• _EXERCISE BRIEF_: Establish how many lines in the material include the string "structured" and report it as a lone number.

• _EXCERPTED DATA_:
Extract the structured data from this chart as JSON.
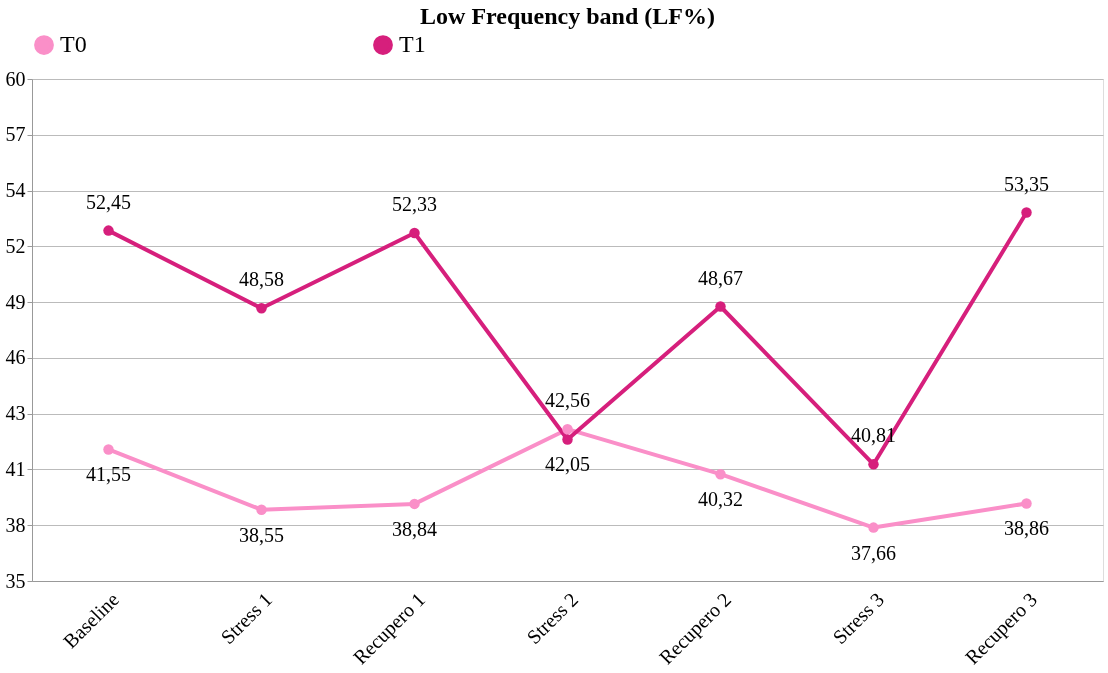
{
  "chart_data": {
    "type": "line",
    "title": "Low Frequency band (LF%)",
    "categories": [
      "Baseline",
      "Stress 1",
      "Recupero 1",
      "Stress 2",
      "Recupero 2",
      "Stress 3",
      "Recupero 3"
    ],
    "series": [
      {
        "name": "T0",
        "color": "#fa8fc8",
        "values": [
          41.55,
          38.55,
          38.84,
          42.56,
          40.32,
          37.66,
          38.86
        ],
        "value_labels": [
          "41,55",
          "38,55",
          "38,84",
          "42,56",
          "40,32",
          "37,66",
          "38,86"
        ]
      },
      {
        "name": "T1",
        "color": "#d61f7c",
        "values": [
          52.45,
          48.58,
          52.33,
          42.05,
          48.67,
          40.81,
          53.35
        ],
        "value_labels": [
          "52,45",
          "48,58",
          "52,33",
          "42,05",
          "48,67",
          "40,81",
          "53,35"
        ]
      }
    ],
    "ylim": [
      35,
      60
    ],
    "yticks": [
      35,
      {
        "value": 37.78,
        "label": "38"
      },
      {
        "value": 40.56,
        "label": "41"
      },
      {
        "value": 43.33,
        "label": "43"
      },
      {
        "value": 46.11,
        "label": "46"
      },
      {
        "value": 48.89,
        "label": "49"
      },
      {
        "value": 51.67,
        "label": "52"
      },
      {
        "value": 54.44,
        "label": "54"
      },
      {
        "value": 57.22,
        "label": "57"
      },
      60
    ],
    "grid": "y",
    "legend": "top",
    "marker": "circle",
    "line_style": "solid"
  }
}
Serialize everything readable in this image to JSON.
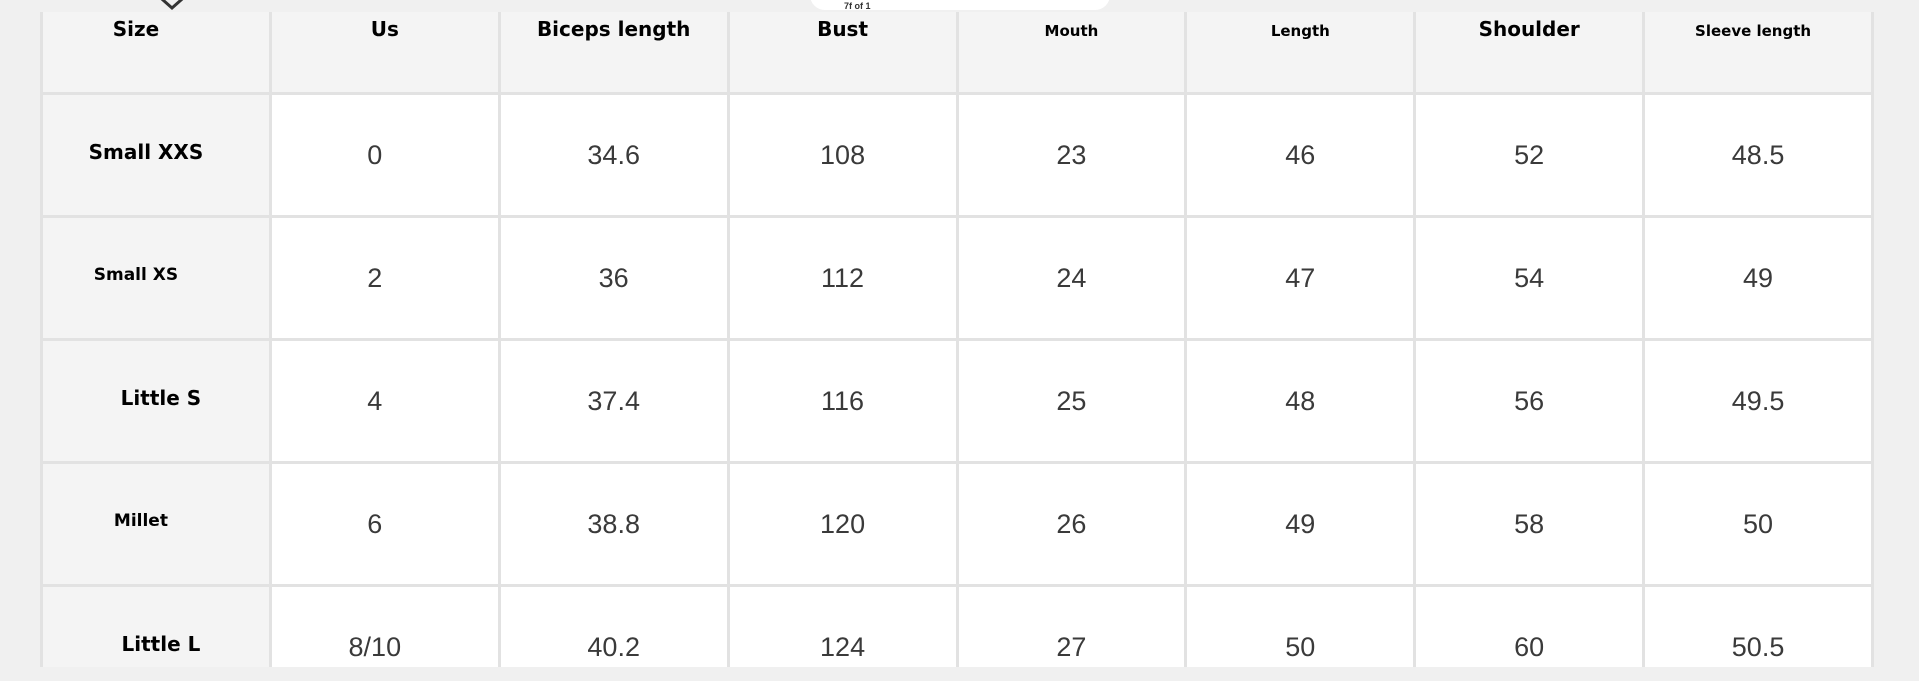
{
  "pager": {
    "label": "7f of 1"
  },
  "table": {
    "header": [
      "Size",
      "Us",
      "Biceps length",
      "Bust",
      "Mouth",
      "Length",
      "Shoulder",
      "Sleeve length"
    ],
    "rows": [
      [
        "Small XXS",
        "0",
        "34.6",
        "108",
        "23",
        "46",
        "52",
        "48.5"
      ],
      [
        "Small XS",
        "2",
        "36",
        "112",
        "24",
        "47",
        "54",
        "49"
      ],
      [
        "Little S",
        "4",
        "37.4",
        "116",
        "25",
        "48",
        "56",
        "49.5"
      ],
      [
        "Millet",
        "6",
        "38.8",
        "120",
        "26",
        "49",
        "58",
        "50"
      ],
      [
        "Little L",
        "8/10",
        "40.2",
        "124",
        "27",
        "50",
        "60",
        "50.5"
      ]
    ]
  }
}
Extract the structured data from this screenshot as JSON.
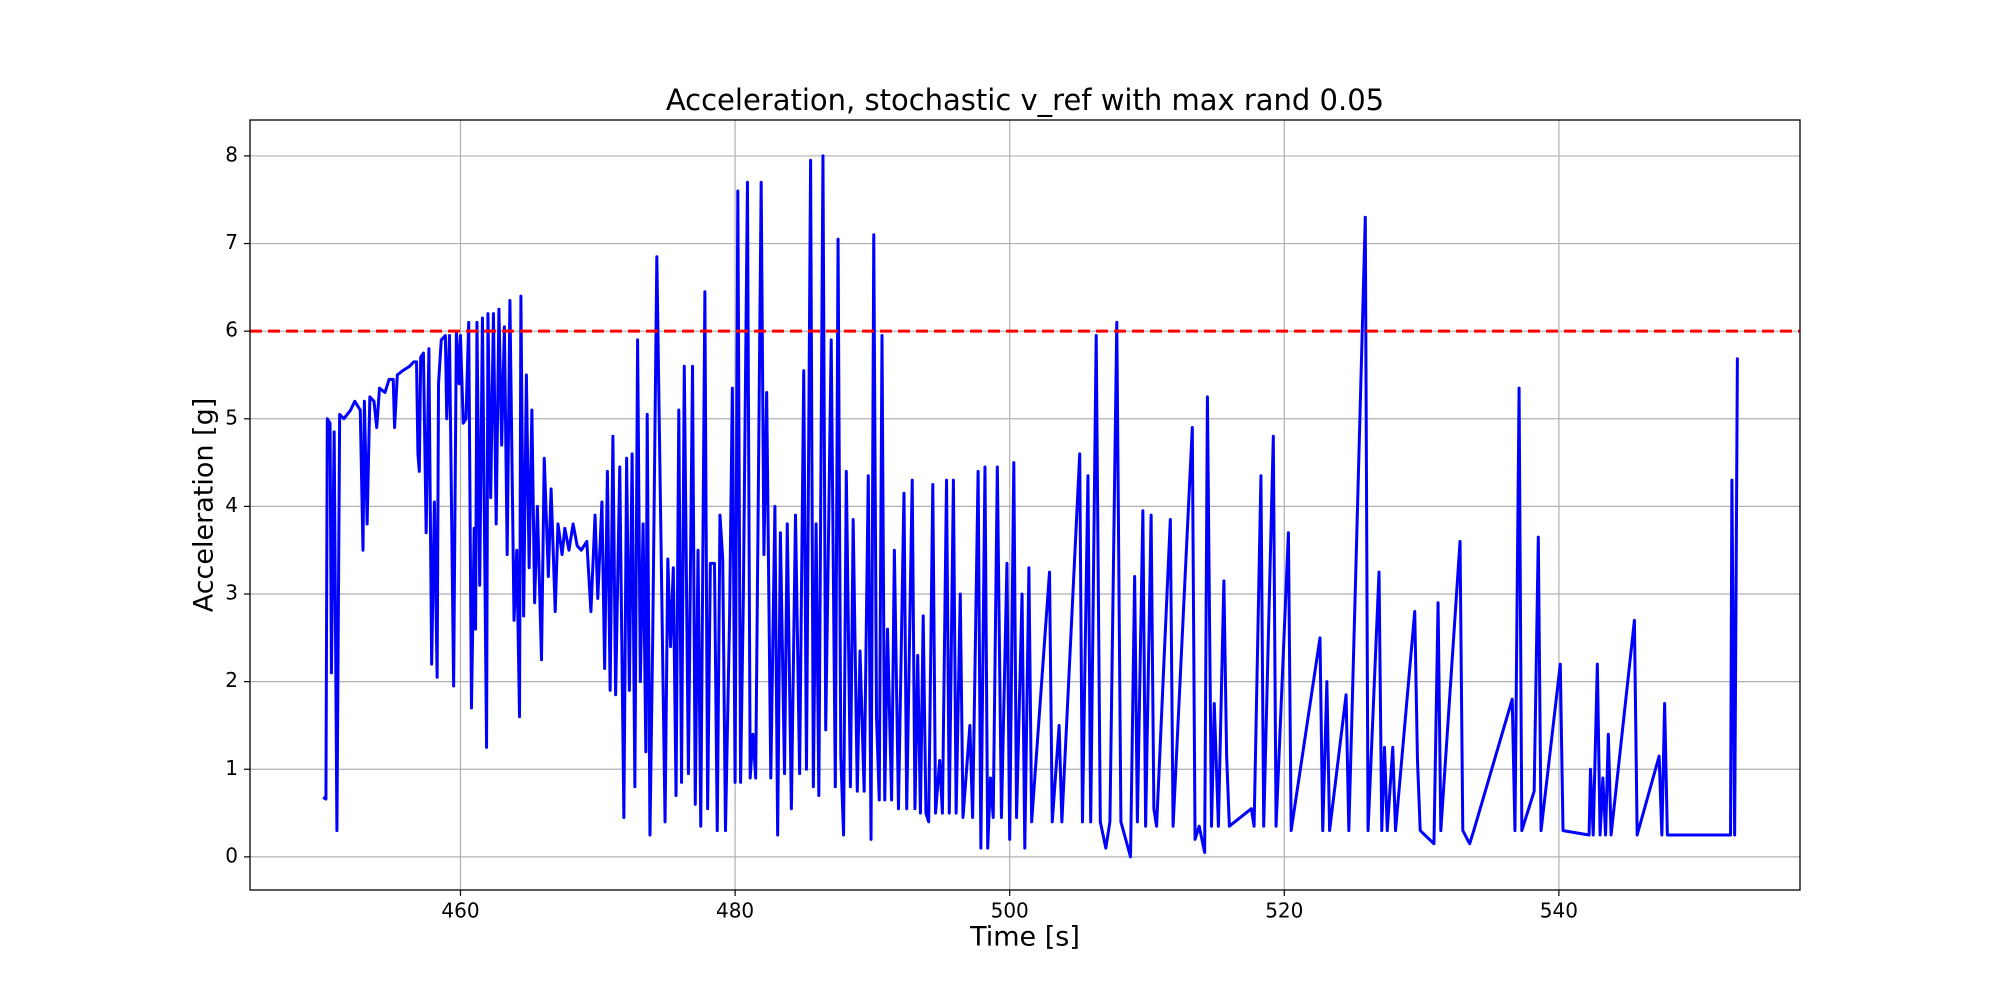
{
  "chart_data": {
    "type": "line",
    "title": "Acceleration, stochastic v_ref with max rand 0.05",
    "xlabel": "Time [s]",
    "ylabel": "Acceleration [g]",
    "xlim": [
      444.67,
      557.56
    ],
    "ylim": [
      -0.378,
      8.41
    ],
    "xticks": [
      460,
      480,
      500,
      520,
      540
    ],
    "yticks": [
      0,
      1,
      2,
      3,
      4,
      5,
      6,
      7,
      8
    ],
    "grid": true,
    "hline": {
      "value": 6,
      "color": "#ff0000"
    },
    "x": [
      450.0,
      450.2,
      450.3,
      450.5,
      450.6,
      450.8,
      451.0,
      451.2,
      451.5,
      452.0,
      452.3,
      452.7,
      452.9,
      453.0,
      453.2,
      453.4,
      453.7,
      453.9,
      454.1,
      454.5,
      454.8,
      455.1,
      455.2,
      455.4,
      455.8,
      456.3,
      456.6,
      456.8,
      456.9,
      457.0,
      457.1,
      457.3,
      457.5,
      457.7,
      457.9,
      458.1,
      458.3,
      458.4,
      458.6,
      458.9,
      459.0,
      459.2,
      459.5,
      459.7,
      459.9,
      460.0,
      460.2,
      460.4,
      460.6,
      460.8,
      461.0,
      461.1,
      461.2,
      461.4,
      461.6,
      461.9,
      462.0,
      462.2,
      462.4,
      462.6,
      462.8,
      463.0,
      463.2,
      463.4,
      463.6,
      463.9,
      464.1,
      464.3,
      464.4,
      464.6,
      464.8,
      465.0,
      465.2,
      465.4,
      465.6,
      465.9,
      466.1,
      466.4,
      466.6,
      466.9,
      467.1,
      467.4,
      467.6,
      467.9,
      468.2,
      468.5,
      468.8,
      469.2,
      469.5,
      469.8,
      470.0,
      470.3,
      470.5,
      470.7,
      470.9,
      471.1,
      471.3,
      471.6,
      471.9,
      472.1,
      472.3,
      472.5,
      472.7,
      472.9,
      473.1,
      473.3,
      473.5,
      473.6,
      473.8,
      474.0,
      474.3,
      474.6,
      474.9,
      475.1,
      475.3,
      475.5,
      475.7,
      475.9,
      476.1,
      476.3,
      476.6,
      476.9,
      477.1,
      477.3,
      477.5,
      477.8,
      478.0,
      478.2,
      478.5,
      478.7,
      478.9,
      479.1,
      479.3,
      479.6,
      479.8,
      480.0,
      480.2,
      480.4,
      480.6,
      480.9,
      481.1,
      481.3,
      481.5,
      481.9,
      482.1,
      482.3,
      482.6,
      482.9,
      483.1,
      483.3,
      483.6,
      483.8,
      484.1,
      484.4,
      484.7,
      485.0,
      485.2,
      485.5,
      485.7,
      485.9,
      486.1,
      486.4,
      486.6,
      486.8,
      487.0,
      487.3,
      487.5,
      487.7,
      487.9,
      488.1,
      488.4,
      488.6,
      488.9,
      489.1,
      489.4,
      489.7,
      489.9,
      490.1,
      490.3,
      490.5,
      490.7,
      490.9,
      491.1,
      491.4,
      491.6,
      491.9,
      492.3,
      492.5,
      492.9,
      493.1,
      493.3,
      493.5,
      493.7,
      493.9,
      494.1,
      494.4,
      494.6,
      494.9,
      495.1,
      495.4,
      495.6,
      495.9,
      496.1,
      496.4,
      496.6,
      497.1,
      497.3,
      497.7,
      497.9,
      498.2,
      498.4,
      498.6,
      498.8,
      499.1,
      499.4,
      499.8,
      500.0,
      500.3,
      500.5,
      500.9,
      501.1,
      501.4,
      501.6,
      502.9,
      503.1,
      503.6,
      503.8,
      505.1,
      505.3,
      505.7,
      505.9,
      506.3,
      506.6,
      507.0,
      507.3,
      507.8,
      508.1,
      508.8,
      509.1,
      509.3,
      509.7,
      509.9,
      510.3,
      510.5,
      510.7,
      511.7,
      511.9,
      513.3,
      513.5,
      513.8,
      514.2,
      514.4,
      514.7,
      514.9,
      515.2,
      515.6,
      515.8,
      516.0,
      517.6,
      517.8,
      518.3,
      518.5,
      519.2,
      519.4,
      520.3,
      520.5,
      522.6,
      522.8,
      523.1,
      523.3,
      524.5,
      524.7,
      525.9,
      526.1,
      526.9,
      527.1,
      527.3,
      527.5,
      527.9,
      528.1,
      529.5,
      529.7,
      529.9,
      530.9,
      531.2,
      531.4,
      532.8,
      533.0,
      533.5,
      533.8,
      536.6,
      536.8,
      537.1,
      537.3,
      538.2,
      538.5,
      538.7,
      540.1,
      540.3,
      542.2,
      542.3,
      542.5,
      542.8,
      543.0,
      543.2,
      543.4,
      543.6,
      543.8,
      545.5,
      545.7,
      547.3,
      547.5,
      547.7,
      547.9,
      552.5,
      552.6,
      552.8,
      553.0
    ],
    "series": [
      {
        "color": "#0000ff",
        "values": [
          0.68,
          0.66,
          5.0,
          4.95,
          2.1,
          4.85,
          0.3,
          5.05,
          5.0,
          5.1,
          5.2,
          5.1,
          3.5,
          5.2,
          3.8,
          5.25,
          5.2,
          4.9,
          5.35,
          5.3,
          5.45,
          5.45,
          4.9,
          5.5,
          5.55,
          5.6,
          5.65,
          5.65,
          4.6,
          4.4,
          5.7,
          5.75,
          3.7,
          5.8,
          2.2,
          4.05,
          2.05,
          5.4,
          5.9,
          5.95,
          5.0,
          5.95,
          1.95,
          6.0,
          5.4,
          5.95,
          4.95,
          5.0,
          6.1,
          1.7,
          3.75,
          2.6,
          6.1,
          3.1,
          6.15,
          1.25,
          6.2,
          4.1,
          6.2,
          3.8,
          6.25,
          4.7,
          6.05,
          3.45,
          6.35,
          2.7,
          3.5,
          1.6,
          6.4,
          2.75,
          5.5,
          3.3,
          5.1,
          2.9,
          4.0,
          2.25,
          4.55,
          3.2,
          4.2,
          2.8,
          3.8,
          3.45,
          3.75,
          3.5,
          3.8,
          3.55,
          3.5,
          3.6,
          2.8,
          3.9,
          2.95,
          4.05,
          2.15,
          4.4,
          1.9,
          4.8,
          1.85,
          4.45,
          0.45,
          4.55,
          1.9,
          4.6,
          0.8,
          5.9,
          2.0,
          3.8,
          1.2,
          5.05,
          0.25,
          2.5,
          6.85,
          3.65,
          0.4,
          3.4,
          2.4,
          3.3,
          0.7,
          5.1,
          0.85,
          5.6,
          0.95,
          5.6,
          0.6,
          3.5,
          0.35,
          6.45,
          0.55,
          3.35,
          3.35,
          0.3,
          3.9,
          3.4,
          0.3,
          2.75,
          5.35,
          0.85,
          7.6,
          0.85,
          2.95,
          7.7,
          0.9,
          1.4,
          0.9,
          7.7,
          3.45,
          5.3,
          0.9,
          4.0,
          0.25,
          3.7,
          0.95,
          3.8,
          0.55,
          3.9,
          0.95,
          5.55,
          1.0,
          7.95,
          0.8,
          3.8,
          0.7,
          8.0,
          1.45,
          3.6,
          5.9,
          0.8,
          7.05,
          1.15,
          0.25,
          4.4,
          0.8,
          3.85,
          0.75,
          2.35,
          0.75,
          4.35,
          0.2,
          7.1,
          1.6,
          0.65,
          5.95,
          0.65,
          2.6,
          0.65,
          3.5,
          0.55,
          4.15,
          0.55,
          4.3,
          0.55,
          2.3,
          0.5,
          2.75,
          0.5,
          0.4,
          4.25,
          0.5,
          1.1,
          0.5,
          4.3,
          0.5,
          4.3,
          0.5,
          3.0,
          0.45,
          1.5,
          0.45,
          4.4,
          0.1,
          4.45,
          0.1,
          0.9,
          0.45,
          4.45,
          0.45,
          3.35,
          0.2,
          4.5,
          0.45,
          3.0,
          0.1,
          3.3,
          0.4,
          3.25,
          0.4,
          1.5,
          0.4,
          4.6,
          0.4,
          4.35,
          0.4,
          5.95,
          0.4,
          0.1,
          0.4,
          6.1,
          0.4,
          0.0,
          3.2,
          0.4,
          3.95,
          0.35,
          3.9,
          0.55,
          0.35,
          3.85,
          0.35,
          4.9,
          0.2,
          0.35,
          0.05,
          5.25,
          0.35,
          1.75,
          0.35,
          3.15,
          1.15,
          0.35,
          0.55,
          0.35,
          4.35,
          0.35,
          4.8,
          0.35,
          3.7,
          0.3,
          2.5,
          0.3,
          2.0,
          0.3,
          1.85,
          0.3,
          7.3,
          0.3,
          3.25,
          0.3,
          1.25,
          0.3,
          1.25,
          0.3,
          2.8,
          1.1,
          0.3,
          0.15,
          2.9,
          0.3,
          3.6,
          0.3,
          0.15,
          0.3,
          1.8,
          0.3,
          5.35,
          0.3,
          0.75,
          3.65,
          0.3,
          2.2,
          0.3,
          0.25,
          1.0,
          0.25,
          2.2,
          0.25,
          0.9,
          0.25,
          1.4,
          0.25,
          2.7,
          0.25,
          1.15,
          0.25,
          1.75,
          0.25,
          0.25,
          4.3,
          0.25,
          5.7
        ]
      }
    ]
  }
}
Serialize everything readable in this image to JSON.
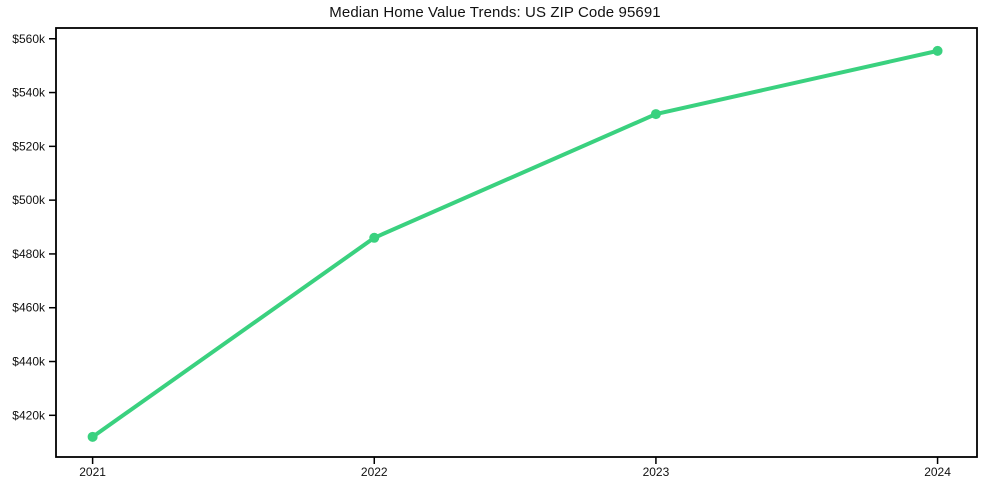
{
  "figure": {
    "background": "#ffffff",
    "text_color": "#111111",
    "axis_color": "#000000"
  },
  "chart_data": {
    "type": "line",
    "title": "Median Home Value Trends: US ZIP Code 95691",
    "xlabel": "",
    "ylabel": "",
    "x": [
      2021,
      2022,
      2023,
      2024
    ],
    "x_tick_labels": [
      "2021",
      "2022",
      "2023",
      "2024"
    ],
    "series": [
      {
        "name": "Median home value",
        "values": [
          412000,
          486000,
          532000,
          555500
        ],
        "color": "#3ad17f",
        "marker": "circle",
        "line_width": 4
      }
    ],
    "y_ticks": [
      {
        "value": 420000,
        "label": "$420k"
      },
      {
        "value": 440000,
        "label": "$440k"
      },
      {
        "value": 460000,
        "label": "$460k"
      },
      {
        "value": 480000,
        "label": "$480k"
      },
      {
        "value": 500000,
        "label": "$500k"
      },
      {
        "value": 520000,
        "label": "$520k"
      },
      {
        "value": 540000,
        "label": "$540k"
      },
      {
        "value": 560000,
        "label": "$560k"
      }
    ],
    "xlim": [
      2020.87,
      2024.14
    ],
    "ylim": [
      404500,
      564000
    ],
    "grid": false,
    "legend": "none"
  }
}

• _PROBLEM SOLUTION_: 2